Friday, December 01, 2006

Actual Serious Post (Egads! From Shalee?)

Although this post is "clean", it will contain a real-life conversation that I had a couple of nights ago. You may think me a bit forward after reading it, but if you’ve been reading me for any time, you know that I would rather have an honest conversation than a trivial one. Thus ends my cautionary prologue.

Believe it or not, someone asked if I was a prude again... This, after the "Get your hands off me" incident and a fun cozy dinner of nine after the retirement party. It really was a nice, get-to-know-your-business-associates type dinner, filled with mini Dr. Phil moments.

On the after-dinner ride back to the office (where my car was), the driver remarked with a sly chuckle that we could have eaten at Hooters for dinner, to which I responded, "No thanks, I just can't eat at a place like that." The other person in the back seat replied that he hadn't eaten at one either. He, the driver (yes, it was a he - now there's a surprise), asked what was wrong with eating at Hooters. He felt that the food was great.

I remarked that my comment had nothing to do with the food; it was all about the atmosphere and the lack of clothing on the servers. I then explained that the one time I had ever crossed the threshold of a Hooters was about 15 years ago, when Mr. Right and I , fresh out of a Christian university and only 3 months married, were on a trip and we pulled over for the night around 9 PM:

We were hungry, and there was this new restaurant next door to the hotel called Hooters. We walked in and sat down. As I surveyed the place, I have to admit that my eyes were as big as pancakes. I felt as if I had just walked into a strip bar. I turned to Mr. Right and said, "Honey, I don't think I can eat here." He breathed a sigh of relief and replied, "I was just thinking the same thing." We were collecting our things to leave when the very voluptuous, scantily clad waitress came up to us for an order. We sputtered something about how we couldn't stay, all the while averting our eyes to the wooden floor and scooting out of the business. We drove another 20 minutes to find a "decent" place to eat.

The driver could not understand why we would choose not to eat at an establishment due to clothing or the lack thereof. He replied that the waitresses were just nice kids who were working - that not too much gets out of hand - well except when you can get them to drink with you and then the occasional breast may fly out...

Here was where the employee in the back stated that he probably wouldn't want to eat there either, but he didn't have a big problem with the restaurant. And then I asked him, after hearing what the driver just said, would he want his daughters (he has 3 teenage girls) to work there, having guys ogling them, trying to come on to them or just lusting after them. Silence from the backseat... followed by a thought-filled no.

I expounded on how I make certain choices by what I believe and how those choices affect different parts of my life. I gave him the for instance of holding onto my virginity until I was married.

He sputtered, "You mean, you did that?!" After responding with a yes, he asked, “Wait a minute. What do you mean by 'virgin'?”

• **Element box records**:
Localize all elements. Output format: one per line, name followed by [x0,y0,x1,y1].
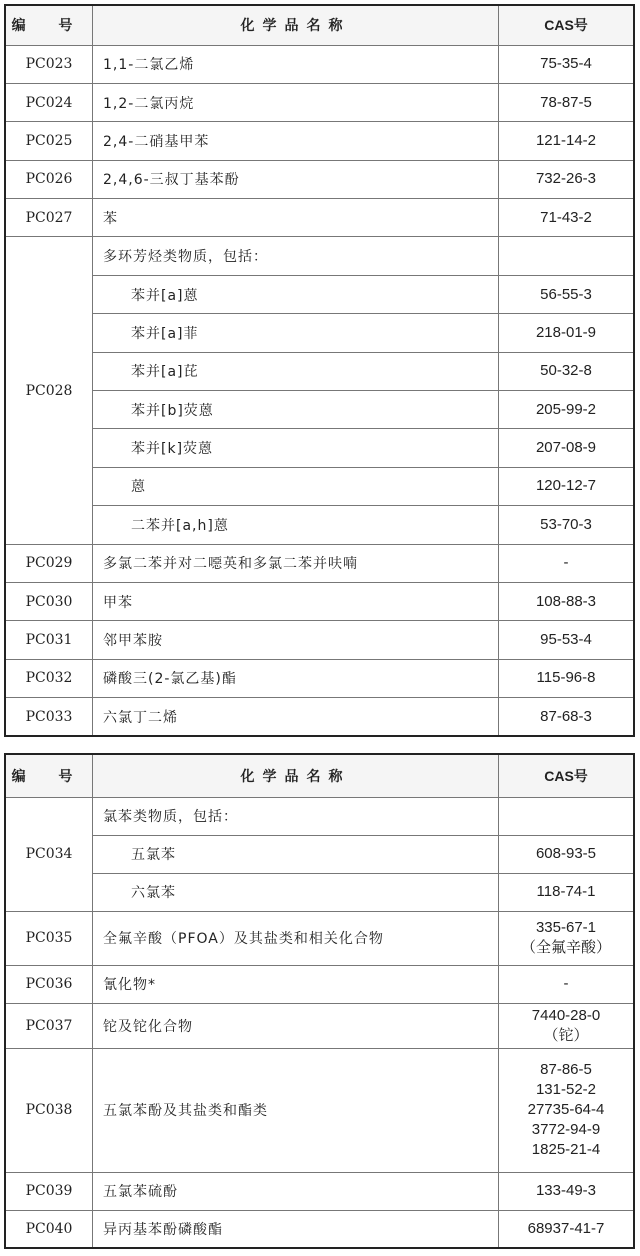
cas-number: 56-55-3 [499,275,635,313]
chemical-table-2 [4,753,635,1249]
cas-number-line: 27735-64-4 [527,1101,605,1118]
cas-number: 78-87-5 [499,83,635,121]
table-row [5,621,634,659]
cas-number: 50-32-8 [499,352,635,390]
chemical-subitem-name: 蒽 [93,467,499,505]
cas-number-cell [499,1172,635,1210]
table-header-row [5,5,634,45]
chemical-subitem-name: 苯并[a]蒽 [93,275,499,313]
chemical-subitem-name: 苯并[a]芘 [93,352,499,390]
chemical-id: PC037 [5,1003,93,1048]
cas-number: 115-96-8 [499,659,635,697]
chemical-name: 全氟辛酸（PFOA）及其盐类和相关化合物 [93,911,499,965]
table-row [5,1003,634,1048]
cas-number: - [499,544,635,582]
cas-number-cell [499,911,635,965]
chemical-name: 2,4,6-三叔丁基苯酚 [93,160,499,198]
cas-number-line: （铊） [543,1026,589,1044]
cas-number-line: （全氟辛酸） [520,939,611,956]
chemical-name: 磷酸三(2-氯乙基)酯 [93,659,499,697]
chemical-subitem-name: 二苯并[a,h]蒽 [93,506,499,544]
chemical-id: PC040 [5,1210,93,1248]
chemical-name: 六氯丁二烯 [93,698,499,736]
cas-number-cell [499,1210,635,1248]
cas-number: 87-68-3 [499,698,635,736]
table-row [5,659,634,697]
chemical-id: PC038 [5,1048,93,1172]
header-cas: CAS号 [499,5,635,45]
cas-number: 75-35-4 [499,45,635,83]
chemical-name: 1,2-二氯丙烷 [93,83,499,121]
chemical-name: 氰化物* [93,965,499,1003]
chemical-name: 甲苯 [93,582,499,620]
chemical-id: PC029 [5,544,93,582]
chemical-subitem-name: 苯并[b]荧蒽 [93,391,499,429]
chemical-subitem-name: 苯并[a]菲 [93,314,499,352]
chemical-name: 多氯二苯并对二噁英和多氯二苯并呋喃 [93,544,499,582]
cas-number-line: - [563,975,569,992]
table-row [5,698,634,736]
chemical-id: PC024 [5,83,93,121]
table-row [5,237,634,275]
chemical-name: 五氯苯硫酚 [93,1172,499,1210]
chemical-id: PC033 [5,698,93,736]
header-id: 编 号 [5,5,93,45]
chemical-id: PC025 [5,122,93,160]
cas-number [499,237,635,275]
table-row [5,160,634,198]
table-row [5,965,634,1003]
header-name: 化学品名称 [93,5,499,45]
cas-number-cell [499,965,635,1003]
cas-number: 207-08-9 [499,429,635,467]
chemical-subitem-name: 苯并[k]荧蒽 [93,429,499,467]
cas-number-line: 87-86-5 [540,1061,592,1078]
cas-number-line: 131-52-2 [535,1081,597,1098]
chemical-id: PC030 [5,582,93,620]
table-row [5,1048,634,1172]
chemical-subitem-name: 六氯苯 [93,873,499,911]
table-row [5,352,634,390]
cas-number-line: 7440-28-0 [531,1006,601,1024]
table-row [5,911,634,965]
cas-number: 608-93-5 [499,835,635,873]
table-row [5,275,634,313]
chemical-id: PC028 [5,237,93,544]
cas-number-cell [499,1048,635,1172]
chemical-name: 1,1-二氯乙烯 [93,45,499,83]
table-row [5,797,634,835]
cas-number: 121-14-2 [499,122,635,160]
table-row [5,873,634,911]
chemical-id: PC031 [5,621,93,659]
cas-number: 120-12-7 [499,467,635,505]
chemical-table-1 [4,4,635,737]
group-name: 氯苯类物质，包括： [93,797,499,835]
cas-number-line: 68937-41-7 [527,1219,605,1237]
table-row [5,1210,634,1248]
table-row [5,391,634,429]
chemical-name: 邻甲苯胺 [93,621,499,659]
cas-number: 53-70-3 [499,506,635,544]
chemical-id: PC026 [5,160,93,198]
chemical-id: PC039 [5,1172,93,1210]
table-row [5,506,634,544]
cas-number-cell [499,1003,635,1048]
cas-number: 71-43-2 [499,199,635,237]
cas-number-line: 335-67-1 [535,919,597,936]
table-header-row [5,754,634,797]
cas-number: 108-88-3 [499,582,635,620]
cas-number-line: 3772-94-9 [531,1121,601,1138]
table-row [5,314,634,352]
cas-number-line: 1825-21-4 [531,1141,601,1158]
chemical-id: PC035 [5,911,93,965]
cas-number: 218-01-9 [499,314,635,352]
chemical-id: PC023 [5,45,93,83]
chemical-id: PC034 [5,797,93,911]
chemical-id: PC036 [5,965,93,1003]
table-row [5,122,634,160]
header-name: 化学品名称 [93,754,499,797]
cas-number-line: 133-49-3 [535,1182,597,1199]
table-row [5,429,634,467]
cas-number [499,797,635,835]
table-row [5,467,634,505]
cas-number: 732-26-3 [499,160,635,198]
cas-number: 118-74-1 [499,873,635,911]
table-row [5,1172,634,1210]
chemical-subitem-name: 五氯苯 [93,835,499,873]
table-row [5,835,634,873]
table-row [5,582,634,620]
table-row [5,45,634,83]
chemical-name: 铊及铊化合物 [93,1003,499,1048]
chemical-id: PC027 [5,199,93,237]
header-id: 编 号 [5,754,93,797]
chemical-name: 五氯苯酚及其盐类和酯类 [93,1048,499,1172]
cas-number: 95-53-4 [499,621,635,659]
header-cas: CAS号 [499,754,635,797]
table-row [5,199,634,237]
chemical-name: 2,4-二硝基甲苯 [93,122,499,160]
chemical-id: PC032 [5,659,93,697]
cas-number: 205-99-2 [499,391,635,429]
chemical-name: 异丙基苯酚磷酸酯 [93,1210,499,1248]
table-row [5,544,634,582]
chemical-name: 苯 [93,199,499,237]
group-name: 多环芳烃类物质，包括： [93,237,499,275]
table-row [5,83,634,121]
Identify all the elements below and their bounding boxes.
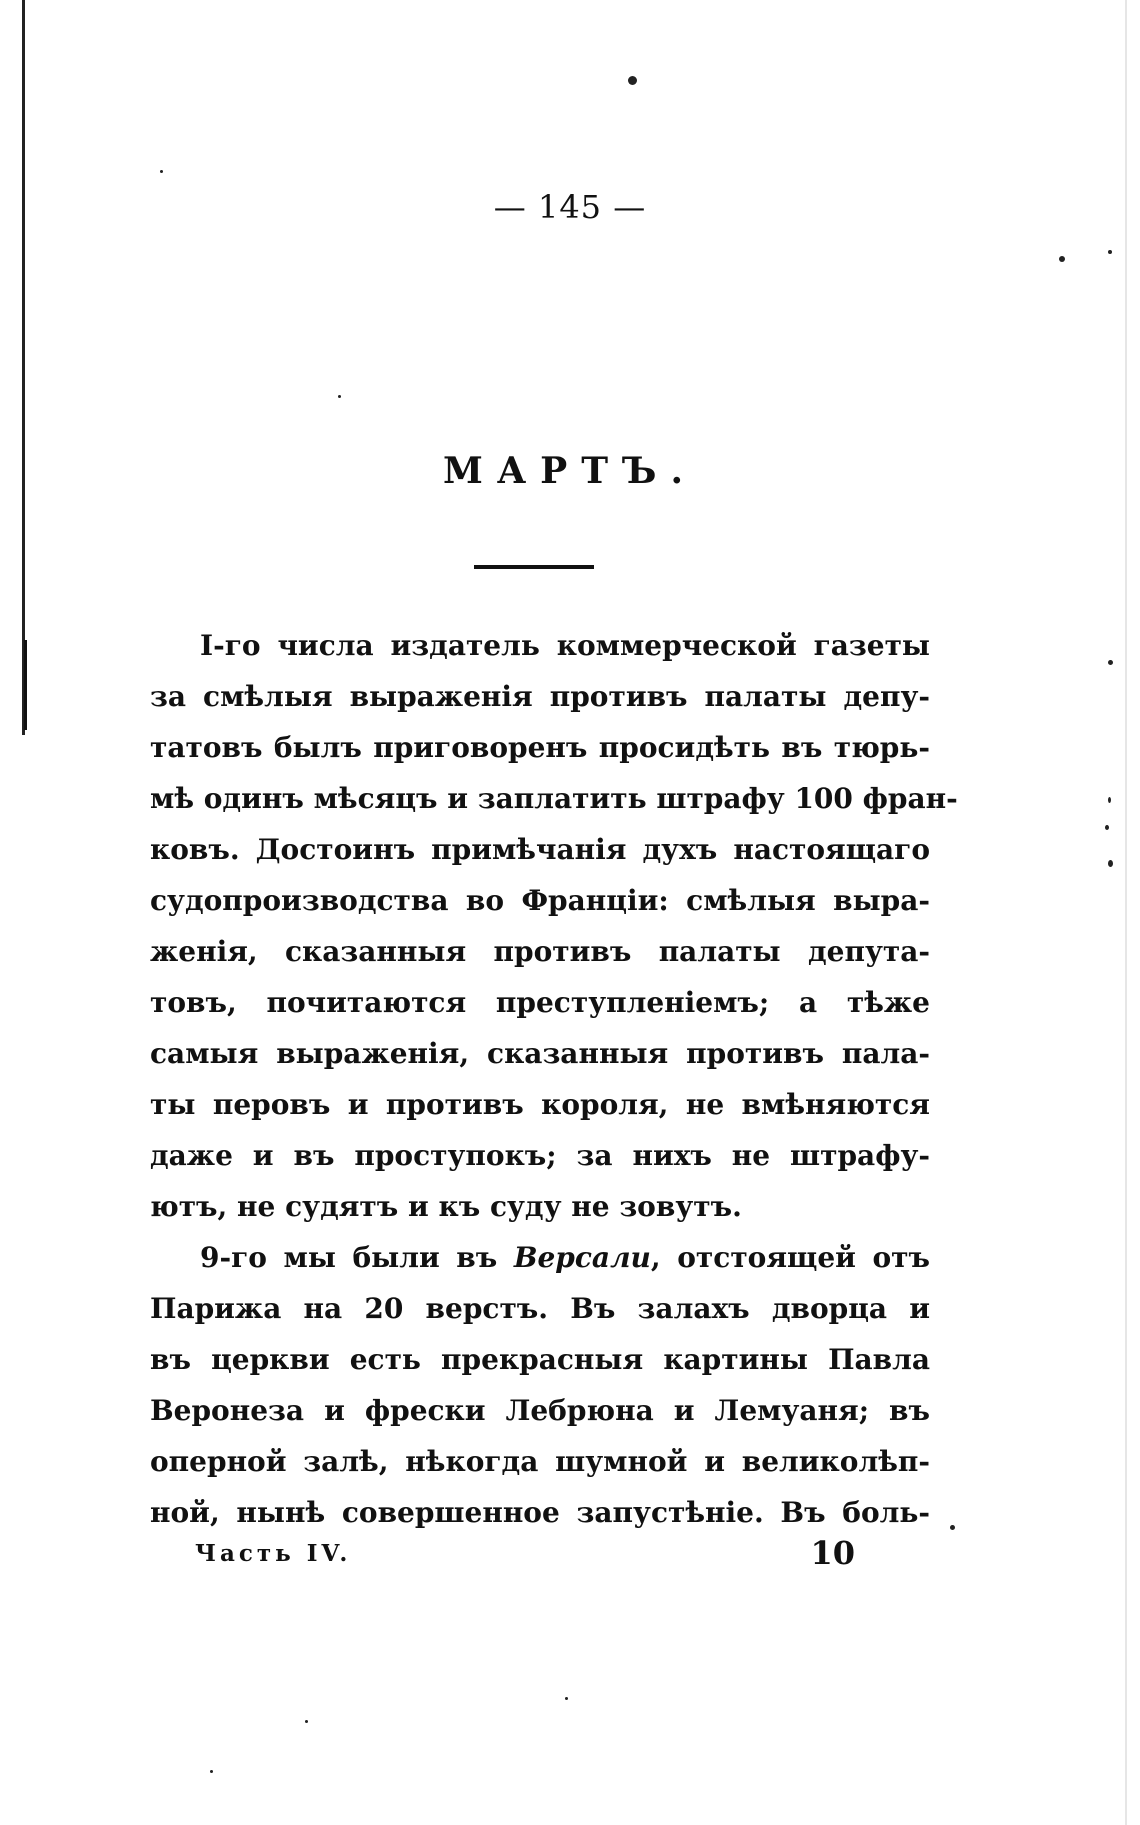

• **The tasks**:
1. Answer these questions about the blog post on the Hooters conversation, one line each:
(a) How many people were at the dinner after the retirement party?
(b) How much farther did the couple drive to find a "decent" place to eat?
(c) How many teenage daughters does the employee in the back seat have?
2. Recast the paragraph of the Hooters blog post that opens "We were hungry, and there was this new restaurant" as a short bulleted list that keeps its main facts.
3. Write the next part of the blog post about the Hooters conversation, starting after its final line.

• **Answers to the tasks**:
1.
(a) Nine.
(b) Another 20 minutes.
(c) Three.

2.
- Hungry, the couple went into a new restaurant called Hooters next door to their hotel and sat down.
- Looking around, the writer felt as if they had walked into a strip bar and told Mr. Right, "Honey, I don't think I can eat here."
- Relieved, he said he had been thinking the same thing.
- As they gathered their things, a scantily clad waitress came to take their order.
- They mumbled that they couldn't stay, kept their eyes on the floor and hurried out.
- They drove another 20 minutes to find a "decent" place to eat.

3.
I gave him a you’ve-got-to-be-kidding-me look, which he didn’t catch because it was dark, paused with reflection of how best to explain my meaning and then said deliberately, “My hymen was intact before the wedding. It was not broken. I did not have sex before marriage.” There were all sorts of appropriate hand talking to emphasize my meaning as I spoke. I would have made an excellent Italian momma at that moment, thankyouverymuch.

The passenger in the backseat started laughing, saying, “Well that’s pretty clear, don’t you think? You definitely know what she means by virgin now.”

Okay, my friend the driver could not wrap his brain around that at all. “You mean you’ve never slept with another person? You’ve only been with one person your whole life?” he asked, as if that was some sort of torture that I’ve been self-inflicting on myself for my entire adult life. He sneered, “Don’t you ever wonder what it would be like with someone else? Don’t you feel that you’ve missed out not knowing how it could be with another man?”

I answered that I’ve only been with my husband, that I in no way consider it a hardship, that I don’t think I’ve missed out on a thing, especially since I am a very happy woman in my marriage and marriage bed. Then I replied that I want to keep myself out of indecent situations, which included things like how I dressed and where we chose to go or not go due to the surroundings – like Hooters.

Then the driver scoffed, "Well, aren't you the prude... Well if you won't go there, you might as well not watch tv."

And then I floored him when I told him that for the most part we don't. If he could have fallen out of a seat he would have. "You don't have a tv?!!! That's just not right."

I recanted that I do have a tv; however we use it sparingly for football games and movies and the occasional show.

When he heard movies, he immediately threw an unexpected question in my face. "Have you ever watched porn?"

I, after debating how to answer it, settled for the truth. I regrettably replied yes, but then I asked him to ask me how long ago it was and how I felt about it. I said that I wish with all my heart that I had not, that it added no value to my marriage bed, that I felt guilty over it for a long time. I don't think that was the answer he was expecting, but I really wish I could have honestly said no.

I pointed out again that what I believe, I try to live, that I've made - and I'll probably continue to make - lots of mistakes, but I do try to walk my talk. I continued that one of the reasons that I do it because I want my children to understand that they don't have to follow everything the world says is right. I want them to do what is right in God's eyes.

You should have heard the explosion of "That's just not possible!", "You are fooling yourself!", "You are expecting too much out of your kids!", "The world just doesn't work that way." that I got from both of them.

I replied calmly (Me? Calmly? Can you imagine? But I did.) that though my children probably will falter and most likely will make poor choices in their lives, I do not think that trying to teach them to think and to react differently is wrong. There is no harm in trying to teach them to be in the world, but not of it. They both conceded that there was nothing wrong with it, that it is something that is needed in this world, just that it will be extremely difficult for them. I didn't disagree with that statement at all.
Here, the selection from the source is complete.